Assignment: Give the records again exactly, but drop the pictures.

Document transcript data:
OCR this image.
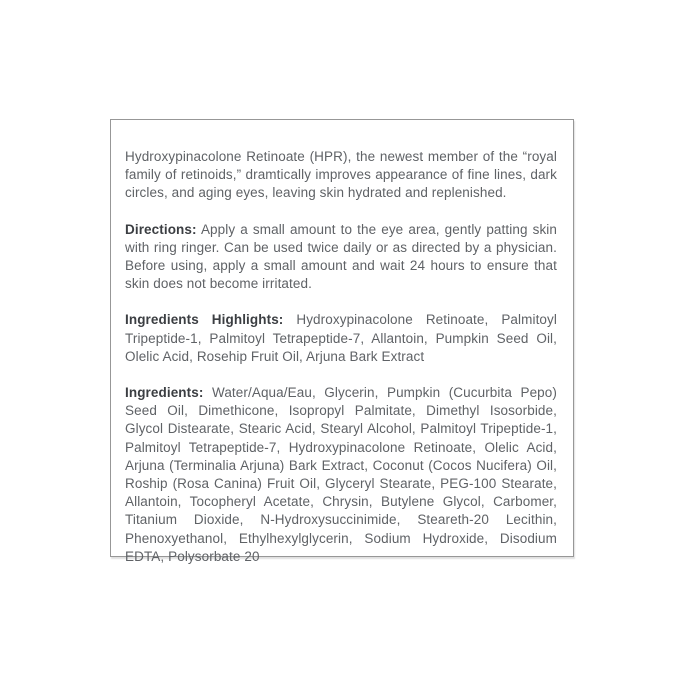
Hydroxypinacolone Retinoate (HPR), the newest member of the “royal family of retinoids,” dramtically improves appearance of fine lines, dark circles, and aging eyes, leaving skin hydrated and replenished.

Directions: Apply a small amount to the eye area, gently patting skin with ring ringer. Can be used twice daily or as directed by a physician. Before using, apply a small amount and wait 24 hours to ensure that skin does not become irritated.

Ingredients Highlights: Hydroxypinacolone Retinoate, Palmitoyl Tripeptide-1, Palmitoyl Tetrapeptide-7, Allantoin, Pumpkin Seed Oil, Olelic Acid, Rosehip Fruit Oil, Arjuna Bark Extract

Ingredients: Water/Aqua/Eau, Glycerin, Pumpkin (Cucurbita Pepo) Seed Oil, Dimethicone, Isopropyl Palmitate, Dimethyl Isosorbide, Glycol Distearate, Stearic Acid, Stearyl Alcohol, Palmitoyl Tripeptide-1, Palmitoyl Tetrapeptide-7, Hydroxypinacolone Retinoate, Olelic Acid, Arjuna (Terminalia Arjuna) Bark Extract, Coconut (Cocos Nucifera) Oil, Roship (Rosa Canina) Fruit Oil, Glyceryl Stearate, PEG-100 Stearate, Allantoin, Tocopheryl Acetate, Chrysin, Butylene Glycol, Carbomer, Titanium Dioxide, N-Hydroxysuccinimide, Steareth-20 Lecithin, Phenoxyethanol, Ethylhexylglycerin, Sodium Hydroxide, Disodium EDTA, Polysorbate 20
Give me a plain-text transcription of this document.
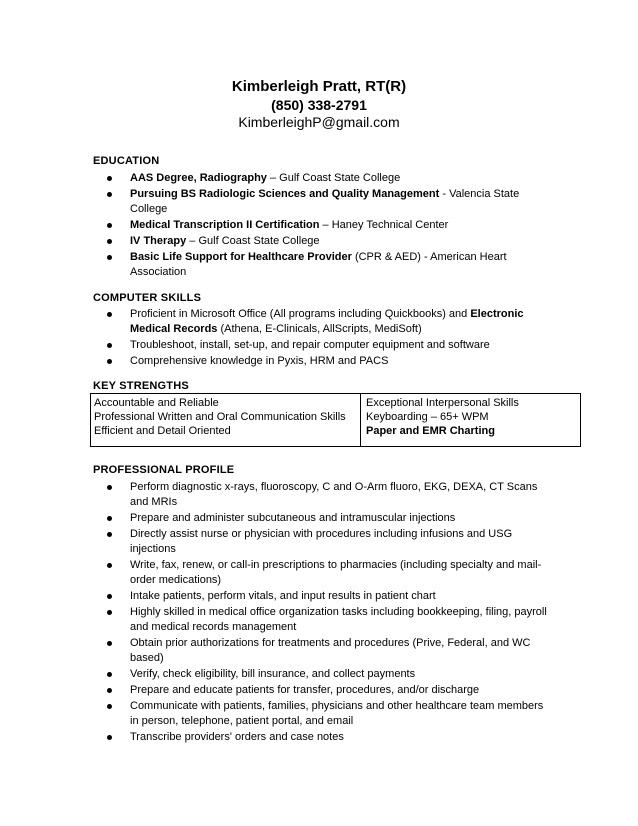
Kimberleigh Pratt, RT(R)
(850) 338-2791
KimberleighP@gmail.com
EDUCATION
AAS Degree, Radiography – Gulf Coast State College
Pursuing BS Radiologic Sciences and Quality Management - Valencia State College
Medical Transcription II Certification – Haney Technical Center
IV Therapy – Gulf Coast State College
Basic Life Support for Healthcare Provider (CPR & AED) - American Heart Association
COMPUTER SKILLS
Proficient in Microsoft Office (All programs including Quickbooks) and Electronic Medical Records (Athena, E-Clinicals, AllScripts, MediSoft)
Troubleshoot, install, set-up, and repair computer equipment and software
Comprehensive knowledge in Pyxis, HRM and PACS
KEY STRENGTHS
Accountable and Reliable
Professional Written and Oral Communication Skills
Efficient and Detail Oriented
Exceptional Interpersonal Skills
Keyboarding – 65+ WPM
Paper and EMR Charting
PROFESSIONAL PROFILE
Perform diagnostic x-rays, fluoroscopy, C and O-Arm fluoro, EKG, DEXA, CT Scans and MRIs
Prepare and administer subcutaneous and intramuscular injections
Directly assist nurse or physician with procedures including infusions and USG injections
Write, fax, renew, or call-in prescriptions to pharmacies (including specialty and mail-order medications)
Intake patients, perform vitals, and input results in patient chart
Highly skilled in medical office organization tasks including bookkeeping, filing, payroll and medical records management
Obtain prior authorizations for treatments and procedures (Prive, Federal, and WC based)
Verify, check eligibility, bill insurance, and collect payments
Prepare and educate patients for transfer, procedures, and/or discharge
Communicate with patients, families, physicians and other healthcare team members in person, telephone, patient portal, and email
Transcribe providers' orders and case notes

Written answer:
OCR this image.
Hydroxypinacolone Retinoate (HPR), the newest member of the “royal family of retinoids,” dramtically improves appearance of fine lines, dark circles, and aging eyes, leaving skin hydrated and replenished.

Directions: Apply a small amount to the eye area, gently patting skin with ring ringer. Can be used twice daily or as directed by a physician. Before using, apply a small amount and wait 24 hours to ensure that skin does not become irritated.

Ingredients Highlights: Hydroxypinacolone Retinoate, Palmitoyl Tripeptide-1, Palmitoyl Tetrapeptide-7, Allantoin, Pumpkin Seed Oil, Olelic Acid, Rosehip Fruit Oil, Arjuna Bark Extract

Ingredients: Water/Aqua/Eau, Glycerin, Pumpkin (Cucurbita Pepo) Seed Oil, Dimethicone, Isopropyl Palmitate, Dimethyl Isosorbide, Glycol Distearate, Stearic Acid, Stearyl Alcohol, Palmitoyl Tripeptide-1, Palmitoyl Tetrapeptide-7, Hydroxypinacolone Retinoate, Olelic Acid, Arjuna (Terminalia Arjuna) Bark Extract, Coconut (Cocos Nucifera) Oil, Roship (Rosa Canina) Fruit Oil, Glyceryl Stearate, PEG-100 Stearate, Allantoin, Tocopheryl Acetate, Chrysin, Butylene Glycol, Carbomer, Titanium Dioxide, N-Hydroxysuccinimide, Steareth-20 Lecithin, Phenoxyethanol, Ethylhexylglycerin, Sodium Hydroxide, Disodium EDTA, Polysorbate 20
Give me a plain-text transcription of this document.
Kimberleigh Pratt, RT(R)
(850) 338-2791
KimberleighP@gmail.com
EDUCATION
AAS Degree, Radiography – Gulf Coast State College
Pursuing BS Radiologic Sciences and Quality Management - Valencia State College
Medical Transcription II Certification – Haney Technical Center
IV Therapy – Gulf Coast State College
Basic Life Support for Healthcare Provider (CPR & AED) - American Heart Association
COMPUTER SKILLS
Proficient in Microsoft Office (All programs including Quickbooks) and Electronic Medical Records (Athena, E-Clinicals, AllScripts, MediSoft)
Troubleshoot, install, set-up, and repair computer equipment and software
Comprehensive knowledge in Pyxis, HRM and PACS
KEY STRENGTHS
Accountable and Reliable
Professional Written and Oral Communication Skills
Efficient and Detail Oriented
Exceptional Interpersonal Skills
Keyboarding – 65+ WPM
Paper and EMR Charting
PROFESSIONAL PROFILE
Perform diagnostic x-rays, fluoroscopy, C and O-Arm fluoro, EKG, DEXA, CT Scans and MRIs
Prepare and administer subcutaneous and intramuscular injections
Directly assist nurse or physician with procedures including infusions and USG injections
Write, fax, renew, or call-in prescriptions to pharmacies (including specialty and mail-order medications)
Intake patients, perform vitals, and input results in patient chart
Highly skilled in medical office organization tasks including bookkeeping, filing, payroll and medical records management
Obtain prior authorizations for treatments and procedures (Prive, Federal, and WC based)
Verify, check eligibility, bill insurance, and collect payments
Prepare and educate patients for transfer, procedures, and/or discharge
Communicate with patients, families, physicians and other healthcare team members in person, telephone, patient portal, and email
Transcribe providers' orders and case notes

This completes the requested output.